Separate out the lines that hold "rezervave".

Saved entries

◇ ◇ ◇ ◇ ◇ ◇ ◇

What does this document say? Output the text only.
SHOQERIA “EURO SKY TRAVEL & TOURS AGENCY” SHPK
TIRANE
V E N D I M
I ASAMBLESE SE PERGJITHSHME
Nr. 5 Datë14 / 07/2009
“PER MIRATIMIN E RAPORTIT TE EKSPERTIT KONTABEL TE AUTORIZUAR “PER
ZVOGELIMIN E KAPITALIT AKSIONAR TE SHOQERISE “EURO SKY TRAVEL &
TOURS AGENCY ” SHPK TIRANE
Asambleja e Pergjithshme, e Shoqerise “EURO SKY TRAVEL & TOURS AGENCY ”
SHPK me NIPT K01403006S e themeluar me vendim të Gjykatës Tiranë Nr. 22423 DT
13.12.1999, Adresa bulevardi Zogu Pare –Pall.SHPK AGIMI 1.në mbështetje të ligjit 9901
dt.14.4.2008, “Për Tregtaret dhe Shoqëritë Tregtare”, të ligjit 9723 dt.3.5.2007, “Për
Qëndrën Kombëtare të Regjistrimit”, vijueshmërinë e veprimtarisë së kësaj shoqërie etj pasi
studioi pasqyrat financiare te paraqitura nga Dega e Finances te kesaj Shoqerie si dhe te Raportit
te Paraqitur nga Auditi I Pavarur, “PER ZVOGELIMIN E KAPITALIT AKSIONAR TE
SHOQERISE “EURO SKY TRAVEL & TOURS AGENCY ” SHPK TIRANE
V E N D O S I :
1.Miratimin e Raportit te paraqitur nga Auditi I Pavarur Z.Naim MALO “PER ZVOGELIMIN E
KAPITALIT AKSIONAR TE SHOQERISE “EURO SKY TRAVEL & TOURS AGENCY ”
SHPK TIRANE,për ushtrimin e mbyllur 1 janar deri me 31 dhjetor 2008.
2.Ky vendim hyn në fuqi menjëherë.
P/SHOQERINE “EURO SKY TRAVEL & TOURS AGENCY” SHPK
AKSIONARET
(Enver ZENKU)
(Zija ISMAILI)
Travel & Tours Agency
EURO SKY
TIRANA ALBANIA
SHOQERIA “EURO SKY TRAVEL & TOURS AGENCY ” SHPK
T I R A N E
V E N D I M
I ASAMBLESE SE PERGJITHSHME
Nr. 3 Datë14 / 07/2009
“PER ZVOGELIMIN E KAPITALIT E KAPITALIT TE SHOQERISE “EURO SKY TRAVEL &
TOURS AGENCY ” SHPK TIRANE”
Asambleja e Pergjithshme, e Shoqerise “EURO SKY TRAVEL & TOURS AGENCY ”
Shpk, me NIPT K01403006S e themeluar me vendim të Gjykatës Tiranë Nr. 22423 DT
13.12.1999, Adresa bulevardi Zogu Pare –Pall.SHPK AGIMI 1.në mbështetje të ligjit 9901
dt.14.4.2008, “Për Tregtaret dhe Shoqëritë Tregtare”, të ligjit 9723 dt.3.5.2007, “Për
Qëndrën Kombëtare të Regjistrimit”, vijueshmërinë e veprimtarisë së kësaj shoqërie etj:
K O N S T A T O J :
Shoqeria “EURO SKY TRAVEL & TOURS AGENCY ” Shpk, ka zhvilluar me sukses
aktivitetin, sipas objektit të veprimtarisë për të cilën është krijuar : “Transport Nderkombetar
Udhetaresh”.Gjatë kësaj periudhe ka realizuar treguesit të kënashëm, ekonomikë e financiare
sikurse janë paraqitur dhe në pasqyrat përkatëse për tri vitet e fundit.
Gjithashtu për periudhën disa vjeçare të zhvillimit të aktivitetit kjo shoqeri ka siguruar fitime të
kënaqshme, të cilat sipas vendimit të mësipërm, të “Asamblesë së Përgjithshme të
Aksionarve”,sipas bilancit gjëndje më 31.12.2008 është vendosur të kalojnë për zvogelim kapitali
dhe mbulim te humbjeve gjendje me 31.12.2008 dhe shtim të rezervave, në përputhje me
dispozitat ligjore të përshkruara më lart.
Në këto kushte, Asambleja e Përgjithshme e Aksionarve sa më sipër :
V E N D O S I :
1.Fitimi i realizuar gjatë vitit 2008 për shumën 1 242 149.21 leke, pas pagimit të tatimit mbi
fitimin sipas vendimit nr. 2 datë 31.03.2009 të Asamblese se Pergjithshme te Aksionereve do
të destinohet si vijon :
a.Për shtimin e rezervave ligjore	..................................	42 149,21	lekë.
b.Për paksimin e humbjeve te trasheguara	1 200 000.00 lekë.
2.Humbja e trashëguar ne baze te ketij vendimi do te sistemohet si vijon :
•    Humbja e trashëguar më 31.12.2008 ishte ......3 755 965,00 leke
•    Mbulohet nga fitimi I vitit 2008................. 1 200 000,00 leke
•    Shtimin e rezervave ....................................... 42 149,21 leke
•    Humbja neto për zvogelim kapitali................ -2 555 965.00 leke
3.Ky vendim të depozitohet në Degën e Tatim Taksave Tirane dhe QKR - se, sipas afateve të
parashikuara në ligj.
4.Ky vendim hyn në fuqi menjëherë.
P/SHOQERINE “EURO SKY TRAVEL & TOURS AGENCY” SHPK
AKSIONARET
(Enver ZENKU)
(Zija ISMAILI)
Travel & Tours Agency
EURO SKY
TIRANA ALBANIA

◇ ◇ ◇ ◇ ◇ ◇ ◇

_The solution_:
dhe mbulim te humbjeve gjendje me 31.12.2008 dhe shtim të rezervave, në përputhje me
a.Për shtimin e rezervave ligjore	..................................	42 149,21	lekë.
•    Shtimin e rezervave ....................................... 42 149,21 leke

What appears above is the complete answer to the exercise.